Records for this exercise -
================
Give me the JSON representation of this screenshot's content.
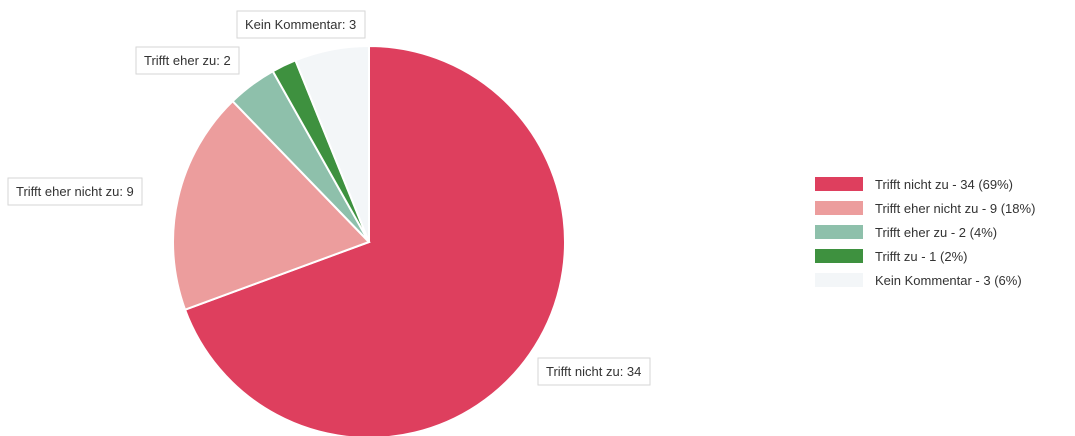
{
  "chart_data": {
    "type": "pie",
    "slices": [
      {
        "label": "Trifft nicht zu",
        "value": 34,
        "percent": 69,
        "color": "#de3f5e",
        "callout": "Trifft nicht zu: 34",
        "legend": "Trifft nicht zu - 34 (69%)"
      },
      {
        "label": "Trifft eher nicht zu",
        "value": 9,
        "percent": 18,
        "color": "#ec9d9d",
        "callout": "Trifft eher nicht zu: 9",
        "legend": "Trifft eher nicht zu - 9 (18%)"
      },
      {
        "label": "Trifft eher zu",
        "value": 2,
        "percent": 4,
        "color": "#8ec0ab",
        "callout": "Trifft eher zu: 2",
        "legend": "Trifft eher zu - 2 (4%)"
      },
      {
        "label": "Trifft zu",
        "value": 1,
        "percent": 2,
        "color": "#3e913f",
        "callout": "",
        "legend": "Trifft zu - 1 (2%)"
      },
      {
        "label": "Kein Kommentar",
        "value": 3,
        "percent": 6,
        "color": "#f3f6f8",
        "callout": "Kein Kommentar: 3",
        "legend": "Kein Kommentar - 3 (6%)"
      }
    ],
    "legend_position": "right"
  }
}
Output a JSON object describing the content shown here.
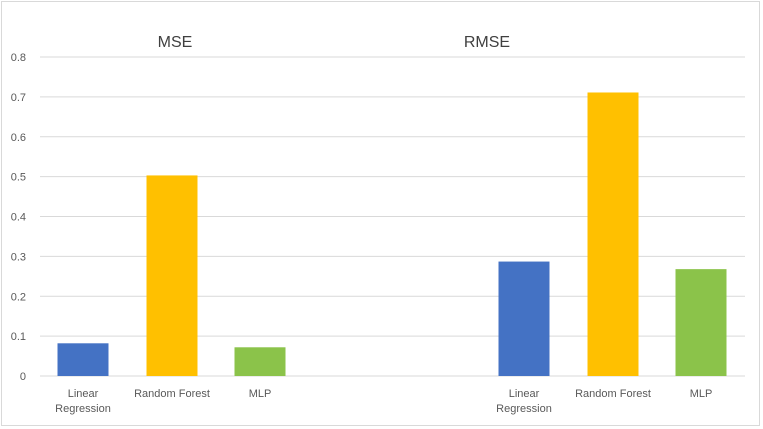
================
Problem requirements - Leave out the pictures and copy everything else in the records word for word.

Answer to this problem -
Give me the JSON representation of this screenshot's content.
{
  "chart_data": {
    "type": "pie",
    "slices": [
      {
        "label": "Trifft nicht zu",
        "value": 34,
        "percent": 69,
        "color": "#de3f5e",
        "callout": "Trifft nicht zu: 34",
        "legend": "Trifft nicht zu - 34 (69%)"
      },
      {
        "label": "Trifft eher nicht zu",
        "value": 9,
        "percent": 18,
        "color": "#ec9d9d",
        "callout": "Trifft eher nicht zu: 9",
        "legend": "Trifft eher nicht zu - 9 (18%)"
      },
      {
        "label": "Trifft eher zu",
        "value": 2,
        "percent": 4,
        "color": "#8ec0ab",
        "callout": "Trifft eher zu: 2",
        "legend": "Trifft eher zu - 2 (4%)"
      },
      {
        "label": "Trifft zu",
        "value": 1,
        "percent": 2,
        "color": "#3e913f",
        "callout": "",
        "legend": "Trifft zu - 1 (2%)"
      },
      {
        "label": "Kein Kommentar",
        "value": 3,
        "percent": 6,
        "color": "#f3f6f8",
        "callout": "Kein Kommentar: 3",
        "legend": "Kein Kommentar - 3 (6%)"
      }
    ],
    "legend_position": "right"
  }
}
Output a JSON object describing the content shown here.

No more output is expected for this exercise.